Aim of the task: Output the material below unchanged, apart from leaving out the pictures.

>> begin Input material

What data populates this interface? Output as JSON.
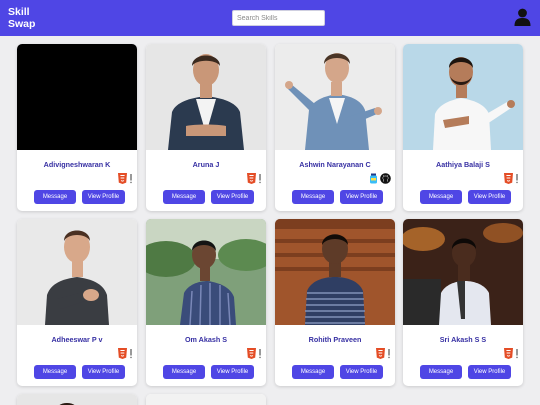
{
  "app": {
    "logo_line1": "Skill",
    "logo_line2": "Swap"
  },
  "search": {
    "placeholder": "Search Skills",
    "value": ""
  },
  "header": {
    "profile_icon": "user-avatar-icon",
    "accent_color": "#4f46e5"
  },
  "cards": [
    {
      "name": "Adivigneshwaran K",
      "skills": [
        "html5-icon",
        "warning-icon"
      ],
      "message_label": "Message",
      "view_label": "View Profile"
    },
    {
      "name": "Aruna J",
      "skills": [
        "html5-icon",
        "warning-icon"
      ],
      "message_label": "Message",
      "view_label": "View Profile"
    },
    {
      "name": "Ashwin Narayanan C",
      "skills": [
        "bottle-icon",
        "github-icon"
      ],
      "message_label": "Message",
      "view_label": "View Profile"
    },
    {
      "name": "Aathiya Balaji S",
      "skills": [
        "html5-icon",
        "warning-icon"
      ],
      "message_label": "Message",
      "view_label": "View Profile"
    },
    {
      "name": "Adheeswar P v",
      "skills": [
        "html5-icon",
        "warning-icon"
      ],
      "message_label": "Message",
      "view_label": "View Profile"
    },
    {
      "name": "Om Akash S",
      "skills": [
        "html5-icon",
        "warning-icon"
      ],
      "message_label": "Message",
      "view_label": "View Profile"
    },
    {
      "name": "Rohith Praveen",
      "skills": [
        "html5-icon",
        "warning-icon"
      ],
      "message_label": "Message",
      "view_label": "View Profile"
    },
    {
      "name": "Sri Akash S S",
      "skills": [
        "html5-icon",
        "warning-icon"
      ],
      "message_label": "Message",
      "view_label": "View Profile"
    }
  ]
}
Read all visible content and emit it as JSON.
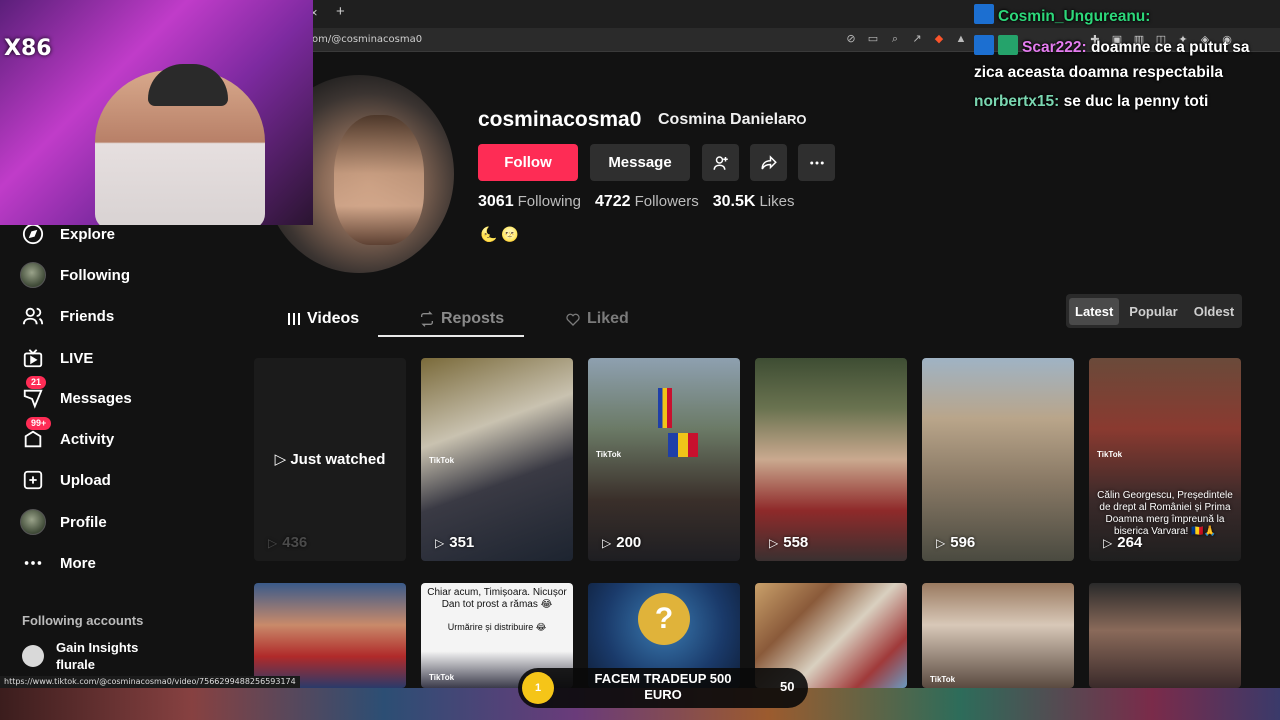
{
  "browser": {
    "url": "om/@cosminacosma0",
    "status_url": "https://www.tiktok.com/@cosminacosma0/video/7566299488256593174",
    "close_tab_glyph": "×",
    "new_tab_glyph": "+"
  },
  "sidebar": {
    "items": [
      {
        "label": "Explore",
        "icon": "compass-icon"
      },
      {
        "label": "Following",
        "icon": "avatar"
      },
      {
        "label": "Friends",
        "icon": "friends-icon"
      },
      {
        "label": "LIVE",
        "icon": "live-icon"
      },
      {
        "label": "Messages",
        "icon": "messages-icon",
        "badge": "21"
      },
      {
        "label": "Activity",
        "icon": "activity-icon",
        "badge": "99+"
      },
      {
        "label": "Upload",
        "icon": "upload-icon"
      },
      {
        "label": "Profile",
        "icon": "avatar"
      },
      {
        "label": "More",
        "icon": "more-icon"
      }
    ],
    "following_title": "Following accounts",
    "following_accounts": [
      {
        "name_line1": "Gain Insights",
        "name_line2": "flurale"
      }
    ]
  },
  "profile": {
    "username": "cosminacosma0",
    "display_name": "Cosmina Daniela",
    "display_name_suffix": "RO",
    "follow_label": "Follow",
    "message_label": "Message",
    "stats": [
      {
        "value": "3061",
        "label": "Following"
      },
      {
        "value": "4722",
        "label": "Followers"
      },
      {
        "value": "30.5K",
        "label": "Likes"
      }
    ],
    "bio": "🌜 🌝"
  },
  "tabs": [
    {
      "label": "Videos",
      "state": "active"
    },
    {
      "label": "Reposts",
      "state": "hover"
    },
    {
      "label": "Liked",
      "state": "dim"
    }
  ],
  "sort": {
    "options": [
      "Latest",
      "Popular",
      "Oldest"
    ],
    "selected": "Latest"
  },
  "videos_row1": [
    {
      "views": "436",
      "overlay": "Just watched"
    },
    {
      "views": "351",
      "caption": ""
    },
    {
      "views": "200",
      "caption": ""
    },
    {
      "views": "558",
      "caption": ""
    },
    {
      "views": "596",
      "caption": ""
    },
    {
      "views": "264",
      "caption": "Călin Georgescu, Președintele de drept al României și Prima Doamna merg împreună la biserica Varvara! 🇷🇴🙏"
    }
  ],
  "videos_row2": [
    {
      "caption": ""
    },
    {
      "caption": "Chiar acum, Timișoara. Nicușor Dan tot prost a rămas 😂",
      "subcaption": "Urmărire și distribuire 😂"
    },
    {
      "caption": ""
    },
    {
      "caption": ""
    },
    {
      "caption": ""
    },
    {
      "caption": ""
    }
  ],
  "tiktok_watermark": "TikTok",
  "stream": {
    "webcam_logo": "X86",
    "chat": [
      {
        "user": "Cosmin_Ungureanu:",
        "message": ""
      },
      {
        "user": "Scar222:",
        "message": "doamne ce a putut sa zica aceasta doamna respectabila"
      },
      {
        "user": "norbertx15:",
        "message": "se duc la penny toti"
      }
    ],
    "promo": {
      "coin": "1",
      "text_line1": "FACEM TRADEUP 500",
      "text_line2": "EURO",
      "count": "50"
    }
  },
  "colors": {
    "brand_red": "#fe2c55",
    "background": "#121212"
  }
}
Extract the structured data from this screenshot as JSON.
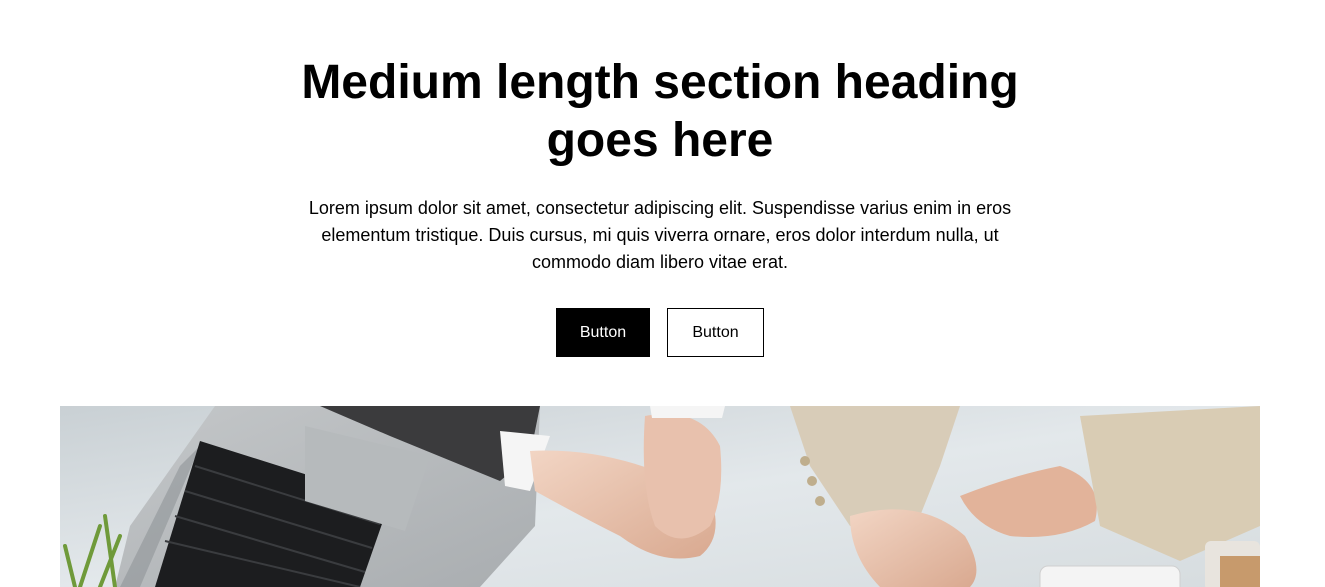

>> end Input material

Result of the task:
What data populates this interface? Output as JSON.
{
  "app": {
    "logo_line1": "Skill",
    "logo_line2": "Swap"
  },
  "search": {
    "placeholder": "Search Skills",
    "value": ""
  },
  "header": {
    "profile_icon": "user-avatar-icon",
    "accent_color": "#4f46e5"
  },
  "cards": [
    {
      "name": "Adivigneshwaran K",
      "skills": [
        "html5-icon",
        "warning-icon"
      ],
      "message_label": "Message",
      "view_label": "View Profile"
    },
    {
      "name": "Aruna J",
      "skills": [
        "html5-icon",
        "warning-icon"
      ],
      "message_label": "Message",
      "view_label": "View Profile"
    },
    {
      "name": "Ashwin Narayanan C",
      "skills": [
        "bottle-icon",
        "github-icon"
      ],
      "message_label": "Message",
      "view_label": "View Profile"
    },
    {
      "name": "Aathiya Balaji S",
      "skills": [
        "html5-icon",
        "warning-icon"
      ],
      "message_label": "Message",
      "view_label": "View Profile"
    },
    {
      "name": "Adheeswar P v",
      "skills": [
        "html5-icon",
        "warning-icon"
      ],
      "message_label": "Message",
      "view_label": "View Profile"
    },
    {
      "name": "Om Akash S",
      "skills": [
        "html5-icon",
        "warning-icon"
      ],
      "message_label": "Message",
      "view_label": "View Profile"
    },
    {
      "name": "Rohith Praveen",
      "skills": [
        "html5-icon",
        "warning-icon"
      ],
      "message_label": "Message",
      "view_label": "View Profile"
    },
    {
      "name": "Sri Akash S S",
      "skills": [
        "html5-icon",
        "warning-icon"
      ],
      "message_label": "Message",
      "view_label": "View Profile"
    }
  ]
}
Read all visible content and emit it as JSON.
{
  "browser": {
    "url": "om/@cosminacosma0",
    "status_url": "https://www.tiktok.com/@cosminacosma0/video/7566299488256593174",
    "close_tab_glyph": "×",
    "new_tab_glyph": "+"
  },
  "sidebar": {
    "items": [
      {
        "label": "Explore",
        "icon": "compass-icon"
      },
      {
        "label": "Following",
        "icon": "avatar"
      },
      {
        "label": "Friends",
        "icon": "friends-icon"
      },
      {
        "label": "LIVE",
        "icon": "live-icon"
      },
      {
        "label": "Messages",
        "icon": "messages-icon",
        "badge": "21"
      },
      {
        "label": "Activity",
        "icon": "activity-icon",
        "badge": "99+"
      },
      {
        "label": "Upload",
        "icon": "upload-icon"
      },
      {
        "label": "Profile",
        "icon": "avatar"
      },
      {
        "label": "More",
        "icon": "more-icon"
      }
    ],
    "following_title": "Following accounts",
    "following_accounts": [
      {
        "name_line1": "Gain Insights",
        "name_line2": "flurale"
      }
    ]
  },
  "profile": {
    "username": "cosminacosma0",
    "display_name": "Cosmina Daniela",
    "display_name_suffix": "RO",
    "follow_label": "Follow",
    "message_label": "Message",
    "stats": [
      {
        "value": "3061",
        "label": "Following"
      },
      {
        "value": "4722",
        "label": "Followers"
      },
      {
        "value": "30.5K",
        "label": "Likes"
      }
    ],
    "bio": "🌜 🌝"
  },
  "tabs": [
    {
      "label": "Videos",
      "state": "active"
    },
    {
      "label": "Reposts",
      "state": "hover"
    },
    {
      "label": "Liked",
      "state": "dim"
    }
  ],
  "sort": {
    "options": [
      "Latest",
      "Popular",
      "Oldest"
    ],
    "selected": "Latest"
  },
  "videos_row1": [
    {
      "views": "436",
      "overlay": "Just watched"
    },
    {
      "views": "351",
      "caption": ""
    },
    {
      "views": "200",
      "caption": ""
    },
    {
      "views": "558",
      "caption": ""
    },
    {
      "views": "596",
      "caption": ""
    },
    {
      "views": "264",
      "caption": "Călin Georgescu, Președintele de drept al României și Prima Doamna merg împreună la biserica Varvara! 🇷🇴🙏"
    }
  ],
  "videos_row2": [
    {
      "caption": ""
    },
    {
      "caption": "Chiar acum, Timișoara. Nicușor Dan tot prost a rămas 😂",
      "subcaption": "Urmărire și distribuire 😂"
    },
    {
      "caption": ""
    },
    {
      "caption": ""
    },
    {
      "caption": ""
    },
    {
      "caption": ""
    }
  ],
  "tiktok_watermark": "TikTok",
  "stream": {
    "webcam_logo": "X86",
    "chat": [
      {
        "user": "Cosmin_Ungureanu:",
        "message": ""
      },
      {
        "user": "Scar222:",
        "message": "doamne ce a putut sa zica aceasta doamna respectabila"
      },
      {
        "user": "norbertx15:",
        "message": "se duc la penny toti"
      }
    ],
    "promo": {
      "coin": "1",
      "text_line1": "FACEM TRADEUP 500",
      "text_line2": "EURO",
      "count": "50"
    }
  },
  "colors": {
    "brand_red": "#fe2c55",
    "background": "#121212"
  }
}
Extract the structured data from this screenshot as JSON.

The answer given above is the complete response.